Excerpt from a dataset
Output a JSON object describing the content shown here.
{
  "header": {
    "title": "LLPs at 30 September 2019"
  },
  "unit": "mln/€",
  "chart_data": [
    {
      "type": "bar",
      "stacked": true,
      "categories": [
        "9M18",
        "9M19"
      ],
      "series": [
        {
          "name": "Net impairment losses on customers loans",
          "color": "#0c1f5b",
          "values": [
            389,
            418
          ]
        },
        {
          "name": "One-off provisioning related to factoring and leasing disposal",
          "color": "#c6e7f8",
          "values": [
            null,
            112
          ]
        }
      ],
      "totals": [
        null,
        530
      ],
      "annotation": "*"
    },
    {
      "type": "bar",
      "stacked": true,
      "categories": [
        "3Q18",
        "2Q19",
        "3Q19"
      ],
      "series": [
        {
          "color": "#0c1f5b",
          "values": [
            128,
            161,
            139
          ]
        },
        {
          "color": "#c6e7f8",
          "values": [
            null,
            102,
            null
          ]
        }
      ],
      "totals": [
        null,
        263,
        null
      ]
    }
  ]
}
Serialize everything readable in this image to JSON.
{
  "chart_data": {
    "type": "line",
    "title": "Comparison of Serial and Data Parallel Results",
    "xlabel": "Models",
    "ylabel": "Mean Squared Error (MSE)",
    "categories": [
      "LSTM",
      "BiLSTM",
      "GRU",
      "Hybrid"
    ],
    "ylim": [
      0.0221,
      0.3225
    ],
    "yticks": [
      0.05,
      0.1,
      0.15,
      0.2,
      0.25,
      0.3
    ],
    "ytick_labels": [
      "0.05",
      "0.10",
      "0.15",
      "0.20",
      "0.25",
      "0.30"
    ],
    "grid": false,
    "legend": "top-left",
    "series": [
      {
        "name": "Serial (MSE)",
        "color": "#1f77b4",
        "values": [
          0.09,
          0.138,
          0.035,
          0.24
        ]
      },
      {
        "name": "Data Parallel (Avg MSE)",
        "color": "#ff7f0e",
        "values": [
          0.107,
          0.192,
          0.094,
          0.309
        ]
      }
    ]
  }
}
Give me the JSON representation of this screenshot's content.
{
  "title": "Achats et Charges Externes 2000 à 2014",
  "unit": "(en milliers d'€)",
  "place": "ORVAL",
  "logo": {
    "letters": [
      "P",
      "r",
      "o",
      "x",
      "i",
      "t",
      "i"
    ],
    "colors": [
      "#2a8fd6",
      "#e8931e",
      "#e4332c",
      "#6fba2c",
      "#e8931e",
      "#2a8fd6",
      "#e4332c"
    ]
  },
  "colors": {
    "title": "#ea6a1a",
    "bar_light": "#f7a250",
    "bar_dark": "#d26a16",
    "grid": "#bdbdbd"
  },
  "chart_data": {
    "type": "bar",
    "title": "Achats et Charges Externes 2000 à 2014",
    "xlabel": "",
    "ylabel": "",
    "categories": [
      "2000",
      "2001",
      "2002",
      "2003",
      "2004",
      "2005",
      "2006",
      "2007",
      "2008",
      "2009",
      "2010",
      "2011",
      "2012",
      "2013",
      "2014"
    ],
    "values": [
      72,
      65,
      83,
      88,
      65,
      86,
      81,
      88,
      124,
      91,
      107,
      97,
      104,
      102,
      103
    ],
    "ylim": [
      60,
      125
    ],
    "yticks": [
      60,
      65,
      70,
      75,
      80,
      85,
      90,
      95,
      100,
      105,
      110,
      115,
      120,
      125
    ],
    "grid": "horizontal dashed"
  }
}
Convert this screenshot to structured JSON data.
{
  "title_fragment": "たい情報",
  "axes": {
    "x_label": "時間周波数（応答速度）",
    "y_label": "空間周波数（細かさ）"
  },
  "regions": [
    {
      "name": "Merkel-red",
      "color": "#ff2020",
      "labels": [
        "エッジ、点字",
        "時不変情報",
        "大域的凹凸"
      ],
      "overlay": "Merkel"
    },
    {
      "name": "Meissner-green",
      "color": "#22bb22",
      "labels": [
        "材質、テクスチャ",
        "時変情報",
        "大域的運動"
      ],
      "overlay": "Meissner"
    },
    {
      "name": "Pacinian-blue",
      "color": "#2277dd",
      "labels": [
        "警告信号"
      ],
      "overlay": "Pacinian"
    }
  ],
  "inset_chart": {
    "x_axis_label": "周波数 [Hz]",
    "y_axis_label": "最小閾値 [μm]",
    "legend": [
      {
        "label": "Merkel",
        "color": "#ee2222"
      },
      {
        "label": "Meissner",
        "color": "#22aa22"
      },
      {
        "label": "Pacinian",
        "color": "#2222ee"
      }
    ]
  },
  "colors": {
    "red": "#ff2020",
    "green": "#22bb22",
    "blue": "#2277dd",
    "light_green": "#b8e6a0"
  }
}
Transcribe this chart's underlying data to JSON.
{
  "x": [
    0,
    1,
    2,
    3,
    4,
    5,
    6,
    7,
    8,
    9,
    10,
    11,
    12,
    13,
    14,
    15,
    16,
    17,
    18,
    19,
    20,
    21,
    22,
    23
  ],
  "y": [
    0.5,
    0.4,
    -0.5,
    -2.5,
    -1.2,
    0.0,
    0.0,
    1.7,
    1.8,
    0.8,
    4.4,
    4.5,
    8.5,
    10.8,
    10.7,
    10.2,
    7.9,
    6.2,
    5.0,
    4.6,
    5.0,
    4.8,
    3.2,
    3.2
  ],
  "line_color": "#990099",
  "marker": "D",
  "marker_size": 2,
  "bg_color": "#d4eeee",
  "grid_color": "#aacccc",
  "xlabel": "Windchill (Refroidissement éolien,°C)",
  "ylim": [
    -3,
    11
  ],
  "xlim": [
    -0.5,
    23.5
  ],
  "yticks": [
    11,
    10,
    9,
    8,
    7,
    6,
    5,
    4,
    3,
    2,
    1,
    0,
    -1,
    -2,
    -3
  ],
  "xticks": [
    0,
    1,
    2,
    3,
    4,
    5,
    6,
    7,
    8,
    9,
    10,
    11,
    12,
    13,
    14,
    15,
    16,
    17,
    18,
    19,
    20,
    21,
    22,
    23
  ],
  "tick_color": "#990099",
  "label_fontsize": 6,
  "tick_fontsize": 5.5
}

- [GIVEN EXERCISE]: How many lines of the entries above hold the string "screenshot"? Reply with the number alone.

- [RESPONSE BELOW]: 2